Data entries for graphics
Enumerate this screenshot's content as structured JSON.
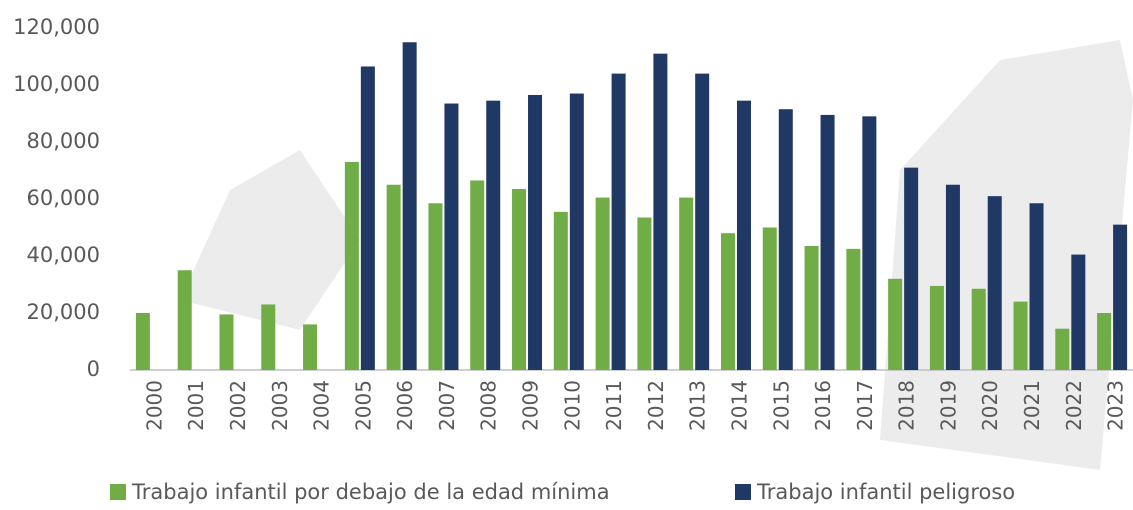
{
  "chart_data": {
    "type": "bar",
    "categories": [
      "2000",
      "2001",
      "2002",
      "2003",
      "2004",
      "2005",
      "2006",
      "2007",
      "2008",
      "2009",
      "2010",
      "2011",
      "2012",
      "2013",
      "2014",
      "2015",
      "2016",
      "2017",
      "2018",
      "2019",
      "2020",
      "2021",
      "2022",
      "2023"
    ],
    "series": [
      {
        "name": "Trabajo infantil por debajo de la edad mínima",
        "color": "#70ad47",
        "values": [
          20000,
          35000,
          19500,
          23000,
          16000,
          73000,
          65000,
          58500,
          66500,
          63500,
          55500,
          60500,
          53500,
          60500,
          48000,
          50000,
          43500,
          42500,
          32000,
          29500,
          28500,
          24000,
          14500,
          20000
        ]
      },
      {
        "name": "Trabajo infantil peligroso",
        "color": "#203864",
        "values": [
          null,
          null,
          null,
          null,
          null,
          106500,
          115000,
          93500,
          94500,
          96500,
          97000,
          104000,
          111000,
          104000,
          94500,
          91500,
          89500,
          89000,
          71000,
          65000,
          61000,
          58500,
          40500,
          51000
        ]
      }
    ],
    "ylim": [
      0,
      120000
    ],
    "yticks": [
      0,
      {
        "value": 20000,
        "label": "20,000"
      },
      {
        "value": 40000,
        "label": "40,000"
      },
      {
        "value": 60000,
        "label": "60,000"
      },
      {
        "value": 80000,
        "label": "80,000"
      },
      {
        "value": 100000,
        "label": "100,000"
      },
      {
        "value": 120000,
        "label": "120,000"
      }
    ],
    "grid": false
  }
}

**Problem**: Filter the records above and return every line that holds the word "label".

**Solution to the exercise**:
        "label": "20,000"
        "label": "40,000"
        "label": "60,000"
        "label": "80,000"
        "label": "100,000"
        "label": "120,000"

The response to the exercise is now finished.